An Ever Present Threat to Tuba

Eric and Martha arrived at the Ibrahim Bedouin family tent as the school children were returning home. These children are escorted every school day by an Israeli army jeep and under the watchful eyes of internationals to protect them from attacks by Israeli settlers. The school session ends soon, so a gift of crayons and paper seemed ideal for summer fun. No one has suggested what he might draw, but no one was very surprised at what the boy drew.
The young boy begins immediately to draw. [MPT Eric in background.]

An Israeli military jeep escorts the school children through the dangerous Israeli settlement. Note the forested hill with houses and the chicken barns.

Armed Israeli soldiers and army jeeps, a sign of protection and fear, are part of the daily life of this boy.

How different life needs to be for these children!

In the evening, the family sons, young shepherds, requested Eric and Martha to accompany them as they herded their sheep and goats near the illegal Israeli settlement. Everyone kept an eye toward the nearby house of the often-violent settler security guard.

The animals graze on the family land near the illegal settler chicken barns.
A watchful eye is needed. At any time Israeli settlers may cross
the hill to steal or injure the animals or people.

The family hopes to harvest the ripe wheat growing in their field near
the illegal settlement. Settlers often use violence to prevent harvesting.

Eric left soon for the states, but remembers the tenacity and the beauty of the people who love their life and their land. A better day is coming is everyone’s hope.

A tenacious and lovely desert flower.

5.24.2008

Tuba, I’ll miss thee

If you’ve been reading our reports for the past few weeks, you’re already aware of some of the struggles faced by Bedouin families and the challenges of traveling to visit them.
(If not, see the reports:
http://mptinpalestine.blogspot.com/2008/05/bedouin-land-fragile-desert-ecology-and.html

http://mptinpalestine.blogspot.com/2008/05/tubas-dangerous-school-route.html
http://mptinpalestine.blogspot.com/2008/04/remote-desert-life-in-wild-west.html) The families live daily with threats of attack and danger, and on our last visit, it took us a full 2 1/2 hours to get there!

Martha tries to maneuver her way through a flock of sheep.

But if you ask me, every one of those 150 minutes of traversing hills and valleys is completely worth it. What I’ve built in my visits to the small community of Tuba are relationships that I will always remember and people I will think about when I’m sharing the story of the people of Palestine back home. In a world where you needn’t compete with video games or reality television, you actually have a chance to get to know others and have some “good old fashion fun,” something I think many in the United States forget exists. Some examples:

With the help of some dictionaries, a teammate who knows more Arabic than I do (though still not much), and the help of children who know a little English, our team has been able to discuss a school field trip, the arrest of one family’s son/brother, and other work MPT has done in different locations. It may take 10 minutes to say something that would otherwise take two, but that challenge of communicating is part of the fun and a good incentive to learn a new language.

On my first visit, the last hour before bed was set aside for the children of the family to do their homework – by kerosene lamp light. While the other teammates rested from the long journey, I enjoyed the experience of reading a book in a cave, which was as enjoyable as almost any TV show I can think of. On a subsequent visit, I talked with the 16-year-old son about his mathematics course, and it was fun for both of us to realize that he was doing work similar to those his age in the United States and that boys and girls of Palestine and the US both have a general dislike for geometry proofs!

* _DATASET EXCERPTS_
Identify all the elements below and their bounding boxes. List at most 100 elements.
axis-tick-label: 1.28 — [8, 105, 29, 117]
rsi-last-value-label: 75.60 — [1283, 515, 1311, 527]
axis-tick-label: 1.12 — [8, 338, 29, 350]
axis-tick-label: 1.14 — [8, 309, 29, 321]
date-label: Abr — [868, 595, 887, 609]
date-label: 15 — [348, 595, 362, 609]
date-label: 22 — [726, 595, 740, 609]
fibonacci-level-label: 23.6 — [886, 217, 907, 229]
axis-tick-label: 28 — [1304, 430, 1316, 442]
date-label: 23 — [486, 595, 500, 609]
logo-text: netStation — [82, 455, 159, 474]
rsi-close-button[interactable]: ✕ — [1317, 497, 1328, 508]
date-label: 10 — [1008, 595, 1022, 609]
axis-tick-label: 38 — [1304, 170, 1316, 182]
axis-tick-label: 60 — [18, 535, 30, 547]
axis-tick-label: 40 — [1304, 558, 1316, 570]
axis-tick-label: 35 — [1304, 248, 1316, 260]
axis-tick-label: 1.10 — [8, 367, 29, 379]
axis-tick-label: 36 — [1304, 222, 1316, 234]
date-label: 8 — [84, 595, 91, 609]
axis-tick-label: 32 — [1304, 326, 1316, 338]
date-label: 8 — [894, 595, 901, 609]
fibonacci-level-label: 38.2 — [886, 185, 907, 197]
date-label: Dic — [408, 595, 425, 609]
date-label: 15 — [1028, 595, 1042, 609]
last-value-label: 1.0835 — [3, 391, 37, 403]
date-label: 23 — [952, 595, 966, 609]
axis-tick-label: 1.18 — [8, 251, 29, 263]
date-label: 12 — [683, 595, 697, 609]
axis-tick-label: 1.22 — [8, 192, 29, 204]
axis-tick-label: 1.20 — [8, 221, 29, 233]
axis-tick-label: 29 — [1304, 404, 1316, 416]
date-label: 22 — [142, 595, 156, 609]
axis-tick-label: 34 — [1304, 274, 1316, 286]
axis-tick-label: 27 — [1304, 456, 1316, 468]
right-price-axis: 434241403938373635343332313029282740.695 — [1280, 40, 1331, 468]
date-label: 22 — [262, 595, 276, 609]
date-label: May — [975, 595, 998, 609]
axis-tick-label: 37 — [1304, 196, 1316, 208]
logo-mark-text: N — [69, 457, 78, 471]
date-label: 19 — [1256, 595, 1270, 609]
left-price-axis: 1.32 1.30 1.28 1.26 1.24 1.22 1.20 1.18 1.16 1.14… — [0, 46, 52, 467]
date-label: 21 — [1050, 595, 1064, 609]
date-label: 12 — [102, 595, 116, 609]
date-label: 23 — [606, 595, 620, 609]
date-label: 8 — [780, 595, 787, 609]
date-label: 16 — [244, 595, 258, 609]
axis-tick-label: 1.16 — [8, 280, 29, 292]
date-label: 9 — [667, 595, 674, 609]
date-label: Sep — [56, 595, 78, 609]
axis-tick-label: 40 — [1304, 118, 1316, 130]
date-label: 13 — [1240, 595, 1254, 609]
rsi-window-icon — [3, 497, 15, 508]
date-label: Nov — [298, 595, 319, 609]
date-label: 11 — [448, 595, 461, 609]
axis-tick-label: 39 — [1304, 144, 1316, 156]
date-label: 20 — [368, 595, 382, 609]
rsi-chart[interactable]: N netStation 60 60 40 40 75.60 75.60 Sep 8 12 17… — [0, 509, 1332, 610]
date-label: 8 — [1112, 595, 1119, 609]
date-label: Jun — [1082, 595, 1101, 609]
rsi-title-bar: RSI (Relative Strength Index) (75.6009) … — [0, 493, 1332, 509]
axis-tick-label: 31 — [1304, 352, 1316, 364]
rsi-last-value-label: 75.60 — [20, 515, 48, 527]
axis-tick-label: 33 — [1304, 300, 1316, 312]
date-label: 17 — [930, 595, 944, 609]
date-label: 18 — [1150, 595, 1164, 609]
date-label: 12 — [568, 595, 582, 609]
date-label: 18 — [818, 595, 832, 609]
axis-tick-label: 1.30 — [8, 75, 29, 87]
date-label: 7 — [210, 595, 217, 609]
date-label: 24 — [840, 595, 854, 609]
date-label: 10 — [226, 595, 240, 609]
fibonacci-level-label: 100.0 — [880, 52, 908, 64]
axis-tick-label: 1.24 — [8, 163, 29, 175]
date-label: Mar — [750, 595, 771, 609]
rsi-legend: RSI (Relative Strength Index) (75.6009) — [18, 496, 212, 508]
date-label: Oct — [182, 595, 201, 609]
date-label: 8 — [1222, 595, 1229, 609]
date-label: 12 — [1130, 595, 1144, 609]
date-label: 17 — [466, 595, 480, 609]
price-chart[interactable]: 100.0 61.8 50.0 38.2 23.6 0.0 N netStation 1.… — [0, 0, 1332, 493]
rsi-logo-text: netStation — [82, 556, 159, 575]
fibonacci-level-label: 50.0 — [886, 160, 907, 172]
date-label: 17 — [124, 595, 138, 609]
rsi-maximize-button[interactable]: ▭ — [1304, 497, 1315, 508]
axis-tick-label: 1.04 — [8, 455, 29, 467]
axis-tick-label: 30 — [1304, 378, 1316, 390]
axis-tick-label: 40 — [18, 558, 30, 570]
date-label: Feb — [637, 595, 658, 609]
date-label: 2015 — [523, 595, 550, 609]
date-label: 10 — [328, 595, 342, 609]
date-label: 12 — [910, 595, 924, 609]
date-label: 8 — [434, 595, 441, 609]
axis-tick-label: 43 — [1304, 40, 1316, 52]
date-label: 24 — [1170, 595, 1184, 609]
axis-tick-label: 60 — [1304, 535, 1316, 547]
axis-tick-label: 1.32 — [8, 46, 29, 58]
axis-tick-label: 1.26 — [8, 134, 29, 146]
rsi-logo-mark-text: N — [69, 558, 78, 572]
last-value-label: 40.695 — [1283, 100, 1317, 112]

* _GOALS_
[1] Answer these from the account of Tuba:
(a) What vehicle escorts the school children each school day?
(b) How long did the journey to Tuba take on the team's last visit?
(c) By what light did the children of the family do their homework?
[2] Carry on the account of Tuba from the point where it stops.
The records are material separate from the account of Tuba.

* _RESPONSE LIST_
[1]
(a) An Israeli army jeep.
(b) A full 2 1/2 hours.
(c) Kerosene lamp light.

[2]
Night time means its time to study!

On my second visit, it was near my birthday, so I shared this as a topic for conversation and asked others when their birthdays were, since I had gotten fairly proficient with my numbers in Arabic. It was interesting to learn that no one could tell me the birth date of the youngest son, signifying the insignificance such a date holds in this culture. On the next visit, I spoke of this with the other family, and soon we were also discussing my weight and height. (I am 6’ 4” and thin.) As I was pondering a quick foot to centimeter conversion, one of the boys of the family pulled out a tape measure, which led to enjoying moments of measuring one another’s height.


Children have fun comparing their heights.

And as this picture shows, an Israeli military helicopter stopped very close to the village on our last visit, right around the time Israel was inundated with prominent world politicians in connection with their independence celebrations. Though the military helicopter landing is likely connected to a nearby Israeli military base, we joked that maybe George W. Bush (a name known by everyone in Palestine, for worse rather than better ) or Tony Blair or Ehud Olmert were coming to visit the people of this small village and see their situation. “If only everyone could truly see what was going on here,” I thought to myself as we laughed together.

Is someone "important" coming to visit?

Without all the accessories and gadgets that use up and compete for our time, we’ve had time to help with harvesting wheat by hand (environmentally positive compared to a huge combine ), draw water from the well, assist in the milking of the sheep [additives in the milk], and participate in other necessary chores. I’ve played a volleyball-like game using a half-flat basketball and a pipe net until I couldn’t see anymore, though somehow the others seemed to be still going strong.

Playing "volleyball."

Doing some chores.

In a place where no one locks the door before you go to bed (if they have a door, I try to remember the wonderful experiences and not think about how these families could soon be expelled from their homes and livelihoods because of Israeli colonization of the area if something isn’t done to change the current course of events. I pray that history will write for these families, and all Palestinians, a peaceful and safe outcome to the current occupation so I might one day introduce my family to these amazing new friends of mine.

eric


Great new friends.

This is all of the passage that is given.